**Prompt**:
Extract the listing below in full, unchanged.

**Material for the task**:
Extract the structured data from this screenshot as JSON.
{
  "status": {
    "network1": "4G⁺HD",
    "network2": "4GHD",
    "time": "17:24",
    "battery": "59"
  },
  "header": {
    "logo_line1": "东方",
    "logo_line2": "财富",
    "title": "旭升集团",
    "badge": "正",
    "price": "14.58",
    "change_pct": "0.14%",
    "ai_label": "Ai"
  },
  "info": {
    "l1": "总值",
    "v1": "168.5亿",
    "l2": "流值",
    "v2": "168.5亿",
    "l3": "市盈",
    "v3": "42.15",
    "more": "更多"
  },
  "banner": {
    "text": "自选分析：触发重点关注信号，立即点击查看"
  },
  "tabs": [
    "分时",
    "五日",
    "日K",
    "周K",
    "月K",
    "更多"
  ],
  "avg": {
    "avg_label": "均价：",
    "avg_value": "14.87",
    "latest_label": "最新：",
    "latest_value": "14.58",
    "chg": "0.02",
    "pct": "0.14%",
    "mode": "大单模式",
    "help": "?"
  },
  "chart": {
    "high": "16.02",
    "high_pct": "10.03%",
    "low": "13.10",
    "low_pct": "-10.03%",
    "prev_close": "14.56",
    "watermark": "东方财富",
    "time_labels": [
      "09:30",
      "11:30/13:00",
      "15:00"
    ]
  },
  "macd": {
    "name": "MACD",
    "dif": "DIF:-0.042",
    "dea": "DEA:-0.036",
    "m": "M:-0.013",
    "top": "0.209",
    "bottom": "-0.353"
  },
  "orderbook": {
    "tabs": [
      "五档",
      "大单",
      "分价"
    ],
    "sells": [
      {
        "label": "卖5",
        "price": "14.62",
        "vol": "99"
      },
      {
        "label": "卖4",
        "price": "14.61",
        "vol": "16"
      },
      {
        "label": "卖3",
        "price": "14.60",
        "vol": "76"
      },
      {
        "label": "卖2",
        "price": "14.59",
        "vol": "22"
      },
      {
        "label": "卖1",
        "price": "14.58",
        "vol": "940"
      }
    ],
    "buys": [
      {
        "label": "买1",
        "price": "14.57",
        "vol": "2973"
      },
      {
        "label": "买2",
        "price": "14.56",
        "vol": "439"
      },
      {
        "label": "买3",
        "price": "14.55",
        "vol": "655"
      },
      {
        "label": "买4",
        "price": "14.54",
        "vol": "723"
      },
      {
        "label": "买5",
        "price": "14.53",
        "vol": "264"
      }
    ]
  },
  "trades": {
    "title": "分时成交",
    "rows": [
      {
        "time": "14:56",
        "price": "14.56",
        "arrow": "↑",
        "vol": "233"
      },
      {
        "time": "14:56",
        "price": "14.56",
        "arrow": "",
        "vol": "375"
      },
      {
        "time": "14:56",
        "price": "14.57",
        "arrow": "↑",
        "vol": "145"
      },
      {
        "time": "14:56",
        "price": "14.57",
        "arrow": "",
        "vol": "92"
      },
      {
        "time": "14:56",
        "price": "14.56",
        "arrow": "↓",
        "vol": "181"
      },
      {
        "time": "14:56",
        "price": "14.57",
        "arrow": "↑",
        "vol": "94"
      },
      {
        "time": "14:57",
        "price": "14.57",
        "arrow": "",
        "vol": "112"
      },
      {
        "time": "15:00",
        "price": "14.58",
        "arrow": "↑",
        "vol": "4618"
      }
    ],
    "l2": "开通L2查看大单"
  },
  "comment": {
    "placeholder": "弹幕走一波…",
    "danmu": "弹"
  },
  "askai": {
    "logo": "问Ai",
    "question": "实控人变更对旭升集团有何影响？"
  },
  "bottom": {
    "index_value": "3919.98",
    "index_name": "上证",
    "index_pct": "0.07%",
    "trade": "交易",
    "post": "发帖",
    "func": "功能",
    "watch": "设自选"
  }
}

**Final result**:
Extract the structured data from this screenshot as JSON.
{
  "status": {
    "network1": "4G⁺HD",
    "network2": "4GHD",
    "time": "17:24",
    "battery": "59"
  },
  "header": {
    "logo_line1": "东方",
    "logo_line2": "财富",
    "title": "旭升集团",
    "badge": "正",
    "price": "14.58",
    "change_pct": "0.14%",
    "ai_label": "Ai"
  },
  "info": {
    "l1": "总值",
    "v1": "168.5亿",
    "l2": "流值",
    "v2": "168.5亿",
    "l3": "市盈",
    "v3": "42.15",
    "more": "更多"
  },
  "banner": {
    "text": "自选分析：触发重点关注信号，立即点击查看"
  },
  "tabs": [
    "分时",
    "五日",
    "日K",
    "周K",
    "月K",
    "更多"
  ],
  "avg": {
    "avg_label": "均价：",
    "avg_value": "14.87",
    "latest_label": "最新：",
    "latest_value": "14.58",
    "chg": "0.02",
    "pct": "0.14%",
    "mode": "大单模式",
    "help": "?"
  },
  "chart": {
    "high": "16.02",
    "high_pct": "10.03%",
    "low": "13.10",
    "low_pct": "-10.03%",
    "prev_close": "14.56",
    "watermark": "东方财富",
    "time_labels": [
      "09:30",
      "11:30/13:00",
      "15:00"
    ]
  },
  "macd": {
    "name": "MACD",
    "dif": "DIF:-0.042",
    "dea": "DEA:-0.036",
    "m": "M:-0.013",
    "top": "0.209",
    "bottom": "-0.353"
  },
  "orderbook": {
    "tabs": [
      "五档",
      "大单",
      "分价"
    ],
    "sells": [
      {
        "label": "卖5",
        "price": "14.62",
        "vol": "99"
      },
      {
        "label": "卖4",
        "price": "14.61",
        "vol": "16"
      },
      {
        "label": "卖3",
        "price": "14.60",
        "vol": "76"
      },
      {
        "label": "卖2",
        "price": "14.59",
        "vol": "22"
      },
      {
        "label": "卖1",
        "price": "14.58",
        "vol": "940"
      }
    ],
    "buys": [
      {
        "label": "买1",
        "price": "14.57",
        "vol": "2973"
      },
      {
        "label": "买2",
        "price": "14.56",
        "vol": "439"
      },
      {
        "label": "买3",
        "price": "14.55",
        "vol": "655"
      },
      {
        "label": "买4",
        "price": "14.54",
        "vol": "723"
      },
      {
        "label": "买5",
        "price": "14.53",
        "vol": "264"
      }
    ]
  },
  "trades": {
    "title": "分时成交",
    "rows": [
      {
        "time": "14:56",
        "price": "14.56",
        "arrow": "↑",
        "vol": "233"
      },
      {
        "time": "14:56",
        "price": "14.56",
        "arrow": "",
        "vol": "375"
      },
      {
        "time": "14:56",
        "price": "14.57",
        "arrow": "↑",
        "vol": "145"
      },
      {
        "time": "14:56",
        "price": "14.57",
        "arrow": "",
        "vol": "92"
      },
      {
        "time": "14:56",
        "price": "14.56",
        "arrow": "↓",
        "vol": "181"
      },
      {
        "time": "14:56",
        "price": "14.57",
        "arrow": "↑",
        "vol": "94"
      },
      {
        "time": "14:57",
        "price": "14.57",
        "arrow": "",
        "vol": "112"
      },
      {
        "time": "15:00",
        "price": "14.58",
        "arrow": "↑",
        "vol": "4618"
      }
    ],
    "l2": "开通L2查看大单"
  },
  "comment": {
    "placeholder": "弹幕走一波…",
    "danmu": "弹"
  },
  "askai": {
    "logo": "问Ai",
    "question": "实控人变更对旭升集团有何影响？"
  },
  "bottom": {
    "index_value": "3919.98",
    "index_name": "上证",
    "index_pct": "0.07%",
    "trade": "交易",
    "post": "发帖",
    "func": "功能",
    "watch": "设自选"
  }
}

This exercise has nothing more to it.